▶ _INSTRUCTION 1_: Translate this sentence from the Lambda performance text into Spanish: "It is configurable from 1 second to 15 minutes per function."
▶ _INSTRUCTION 2_: Write a continuation of the Lambda performance text that begins right after its final sentence.

▶ _PAGE_:
[START]

Set Appropriate Timeout

What it is: Lambda's timeout setting defines the maximum duration an invocation is allowed to run before it is forcibly terminated. It is configurable from 1 second to 15 minutes per function.

Why it matters: Lambda's default timeout for new functions is 3 seconds — too short for most real workloads. But setting it to the maximum (15 minutes) "just in case" means a function that hangs due to a slow downstream service will bill the full 15 minutes before being terminated. Calculate your timeout based on measured performance:

Timeout = (p99 measured duration) × 2 + network overhead margin

For example, if your function normally completes in 800ms and has a p99 of 1.2 seconds, set timeout to 3–5 seconds, not 15 minutes.

MyFunction:
  Type: AWS::Serverless::Function
  Properties:
    Timeout: 10    # Seconds — not 900 (15 min)

Use System.Text.Json over Newtonsoft.Json

What it is: System.Text.Json (STJ) is the built-in .NET JSON library introduced in .NET Core 3.1. It is allocation-friendly, supports Span<T> for zero-copy parsing, and is fully compatible with Native AOT via source generation. Newtonsoft.Json is the older, widely used third-party library that predates STJ.

Why it matters: Newtonsoft.Json relies on reflection, is incompatible with Native AOT, adds ~500 KB to your deployment package, and is measurably slower for typical Lambda payloads. STJ delivers better throughput, lower memory pressure, and AOT compatibility with no external dependency.

Avoid Boxing and Unnecessary Allocations in Hot Paths

What it is: Boxing occurs when a value type (e.g., int, struct) is implicitly converted to object, causing a heap allocation. Unnecessary allocations include creating objects, strings, arrays, or closures that are immediately discarded after a single use.

[END]

[Element position data]

[START]

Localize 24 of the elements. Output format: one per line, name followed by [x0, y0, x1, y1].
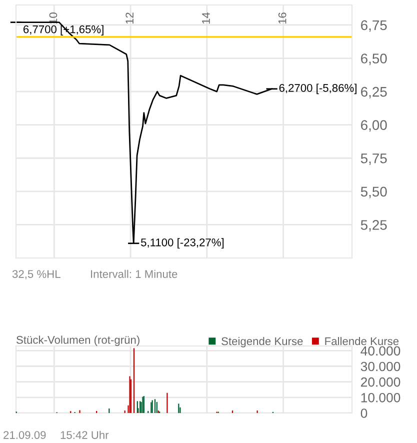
y-tick-label: 10.000 — [361, 392, 400, 402]
y-tick-label: 20.000 — [360, 377, 400, 387]
y-tick-label: 6,25 — [361, 86, 387, 98]
y-tick-label: 5,25 — [360, 220, 387, 232]
y-tick-label: 5,50 — [360, 186, 387, 198]
text: 21.09.09 — [4, 431, 46, 439]
annotation: 6,2700 [-5,86%] — [279, 84, 356, 94]
text: Intervall: 1 Minute — [91, 270, 178, 278]
legend-label: Steigende Kurse — [222, 336, 303, 348]
text: 15:42 Uhr — [60, 430, 109, 439]
y-tick-label: 30.000 — [360, 362, 400, 372]
y-tick-label: 40.000 — [360, 346, 400, 356]
text: 32,5 %HL — [12, 270, 60, 280]
chart-title: Stück-Volumen (rot-grün) — [16, 336, 140, 346]
y-tick-label: 6,75 — [361, 20, 387, 32]
annotation: 5,1100 [-23,27%] — [140, 238, 224, 249]
y-tick-label: 6,50 — [361, 54, 387, 66]
x-tick-label: 14 — [202, 12, 210, 24]
x-tick-label: 16 — [278, 12, 286, 24]
y-tick-label: 5,75 — [360, 154, 387, 165]
y-tick-label: 6,00 — [361, 120, 387, 132]
x-tick-label: 12 — [126, 12, 134, 24]
legend-label: Fallende Kurse — [325, 336, 399, 346]
y-tick-label: 0 — [360, 408, 368, 418]
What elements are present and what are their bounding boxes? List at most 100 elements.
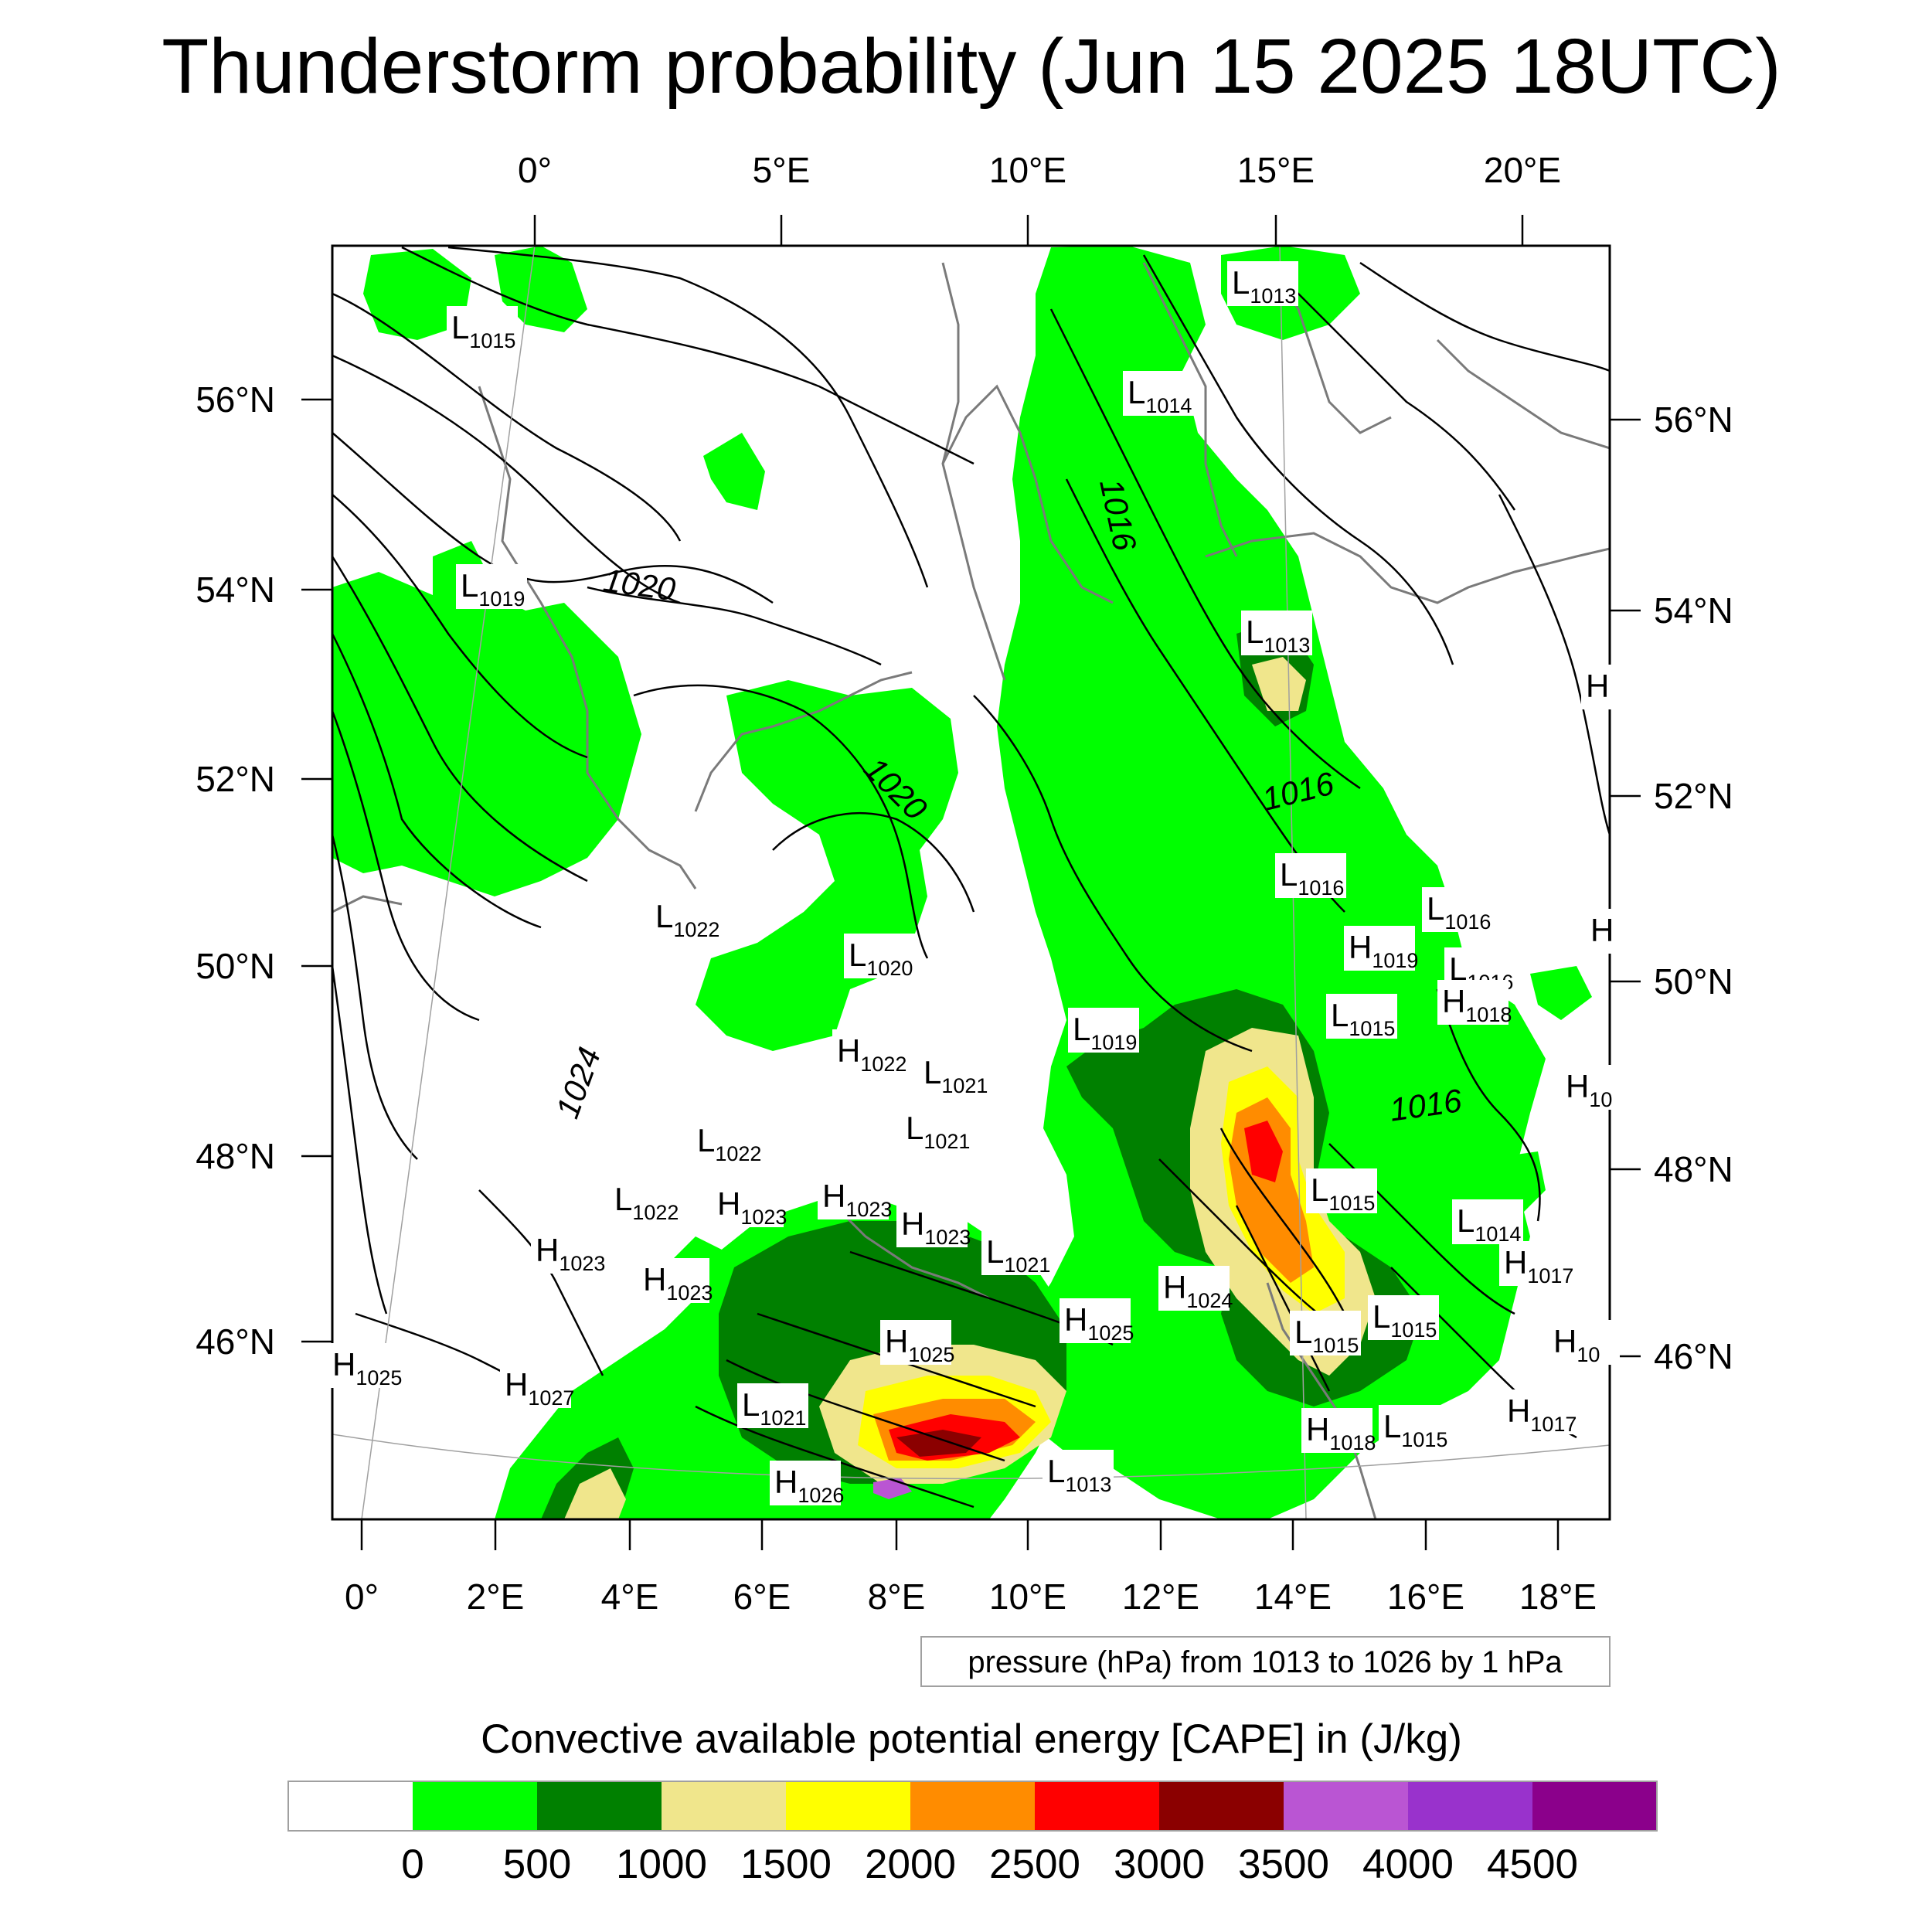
bottom-lon-label: 14°E — [1254, 1577, 1332, 1617]
left-latitude-labels: 56°N 54°N 52°N 50°N 48°N 46°N — [196, 379, 275, 1362]
pressure-center-label: L1013 — [1227, 261, 1298, 308]
colorbar-swatch — [662, 1781, 786, 1831]
bottom-lon-label: 4°E — [601, 1577, 659, 1617]
pressure-center-label: L1015 — [447, 306, 518, 352]
colorbar-frame — [287, 1781, 1658, 1832]
pressure-center-label: H1017 — [1499, 1241, 1573, 1287]
pressure-center-label: L1022 — [651, 895, 722, 941]
colorbar-ticks: 0 500 1000 1500 2000 2500 3000 3500 4000 4500 — [401, 1842, 1578, 1887]
right-lat-label: 50°N — [1654, 961, 1733, 1002]
pressure-center-label: L1014 — [1123, 371, 1194, 417]
pressure-center-text: L1015 — [1331, 997, 1395, 1040]
right-latitude-labels: 56°N 54°N 52°N 50°N 48°N 46°N — [1654, 400, 1733, 1376]
right-lat-label: 48°N — [1654, 1149, 1733, 1189]
colorbar-tick-label: 0 — [401, 1842, 423, 1887]
colorbar-tick-label: 1500 — [740, 1842, 832, 1887]
colorbar-swatch — [910, 1781, 1035, 1831]
colorbar-swatch — [1159, 1781, 1284, 1831]
bottom-lon-label: 8°E — [868, 1577, 926, 1617]
pressure-center-label: H1023 — [638, 1258, 713, 1304]
pressure-center-label: L1022 — [610, 1178, 681, 1224]
right-lat-label: 52°N — [1654, 776, 1733, 816]
pressure-center-label: H1017 — [1502, 1389, 1577, 1436]
pressure-center-label: L1016 — [1422, 887, 1493, 934]
pressure-center-label: H1025 — [328, 1343, 402, 1389]
pressure-center-text: H10 — [1566, 1068, 1612, 1111]
pressure-center-label: L1013 — [1043, 1450, 1114, 1496]
pressure-center-label: L1019 — [456, 564, 527, 611]
pressure-center-label: H1018 — [1301, 1408, 1376, 1454]
pressure-center-label: L1015 — [1326, 994, 1397, 1040]
top-lon-label: 10°E — [989, 150, 1066, 190]
bottom-lon-label: 0° — [345, 1577, 379, 1617]
colorbar-swatch — [1408, 1781, 1532, 1831]
pressure-center-text: H — [1590, 912, 1614, 948]
top-lon-label: 0° — [518, 150, 552, 190]
pressure-center-label: L1015 — [1368, 1295, 1439, 1342]
pressure-center-label: L1014 — [1452, 1199, 1523, 1246]
pressure-center-label: L1015 — [1290, 1311, 1361, 1357]
colorbar-swatch — [537, 1781, 662, 1831]
pressure-center-label: L1022 — [692, 1119, 764, 1165]
pressure-center-text: H — [1586, 668, 1609, 704]
right-lat-label: 54°N — [1654, 590, 1733, 631]
map-title: Thunderstorm probability (Jun 15 2025 18… — [162, 23, 1781, 110]
pressure-center-label: H1025 — [880, 1320, 954, 1366]
top-lon-label: 15°E — [1237, 150, 1315, 190]
pressure-center-text: H1019 — [1349, 929, 1418, 972]
left-lat-label: 50°N — [196, 946, 275, 986]
pressure-center-text: H1023 — [643, 1261, 713, 1304]
right-lat-label: 56°N — [1654, 400, 1733, 440]
right-lat-label: 46°N — [1654, 1336, 1733, 1376]
left-lat-label: 54°N — [196, 570, 275, 610]
pressure-center-label: L1015 — [1379, 1405, 1450, 1451]
pressure-center-label: H1023 — [531, 1229, 605, 1275]
pressure-center-text: H10 — [1553, 1323, 1600, 1366]
pressure-center-label: L1020 — [844, 934, 915, 980]
pressure-center-text: L1021 — [906, 1110, 970, 1153]
colorbar-swatch — [413, 1781, 537, 1831]
pressure-center-label: H — [1586, 909, 1617, 954]
pressure-note: pressure (hPa) from 1013 to 1026 by 1 hP… — [968, 1645, 1563, 1679]
top-longitude-labels: 0° 5°E 10°E 15°E 20°E — [518, 150, 1561, 190]
bottom-lon-label: 16°E — [1387, 1577, 1464, 1617]
pressure-center-label: H1022 — [832, 1029, 906, 1076]
colorbar-swatch — [786, 1781, 910, 1831]
colorbar-swatch — [1532, 1781, 1657, 1831]
pressure-center-label: L1021 — [737, 1383, 808, 1430]
pressure-center-label: L1019 — [1068, 1008, 1139, 1054]
bottom-lon-label: 6°E — [733, 1577, 791, 1617]
colorbar-tick-label: 1000 — [616, 1842, 707, 1887]
pressure-center-label: H1026 — [770, 1461, 844, 1507]
pressure-center-label: L1021 — [981, 1230, 1053, 1277]
map-frame — [331, 244, 1611, 1521]
pressure-center-label: L1013 — [1241, 611, 1312, 657]
bottom-lon-label: 2°E — [467, 1577, 525, 1617]
colorbar-swatch — [1035, 1781, 1159, 1831]
colorbar-tick-label: 4000 — [1362, 1842, 1454, 1887]
left-lat-label: 46°N — [196, 1321, 275, 1362]
bottom-lon-label: 12°E — [1122, 1577, 1199, 1617]
colorbar-tick-label: 3500 — [1238, 1842, 1329, 1887]
pressure-note-box: pressure (hPa) from 1013 to 1026 by 1 hP… — [920, 1636, 1611, 1687]
pressure-center-label: H — [1581, 665, 1612, 709]
pressure-centers: L1015 L1013 L1014 L1019 L1013 H L1016 L1016 L102… — [328, 261, 1632, 1507]
colorbar-tick-label: 3000 — [1114, 1842, 1205, 1887]
left-lat-label: 48°N — [196, 1136, 275, 1176]
pressure-center-label: L1015 — [1306, 1168, 1377, 1215]
pressure-center-label: L1021 — [901, 1107, 972, 1153]
colorbar-tick-label: 4500 — [1487, 1842, 1578, 1887]
coastlines — [332, 262, 1610, 1519]
colorbar-label: Convective available potential energy [C… — [481, 1716, 1462, 1762]
pressure-center-label: H1027 — [500, 1363, 574, 1410]
top-lon-label: 5°E — [753, 150, 811, 190]
pressure-center-label: H10 — [1549, 1320, 1620, 1366]
pressure-center-text: L1022 — [697, 1122, 761, 1165]
bottom-lon-label: 18°E — [1519, 1577, 1597, 1617]
pressure-center-text: H1025 — [885, 1323, 954, 1366]
pressure-center-label: L1016 — [1275, 853, 1346, 900]
pressure-center-label: H1023 — [818, 1175, 892, 1221]
pressure-center-label: H1025 — [1060, 1298, 1134, 1345]
top-lon-label: 20°E — [1484, 150, 1561, 190]
pressure-center-label: H1023 — [896, 1202, 971, 1249]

[END]

▶ _EXPECTED ANSWER 1_: Se puede configurar de 1 segundo a 15 minutos por función.

▶ _EXPECTED ANSWER 2_:
Why it matters: Lambda functions that process thousands of events per second generate enormous GC pressure if they produce many short-lived heap objects per invocation. GC pauses directly extend billed duration and increase tail latency.

Concurrency & Scaling

Set Reserved Concurrency to Avoid Noisy-Neighbor Throttling

What it is: Reserved concurrency is a per-function setting that both guarantees a minimum concurrency allocation for a function and caps its maximum concurrency. By default, all Lambda functions in an AWS account share a regional concurrency pool (default: 1,000 concurrent executions).

Why it matters: Without reserved concurrency, a single function experiencing a traffic spike can consume the entire regional pool, throttling completely unrelated functions in the same account. Reserved concurrency prevents this by isolating a function's allocation from the shared pool.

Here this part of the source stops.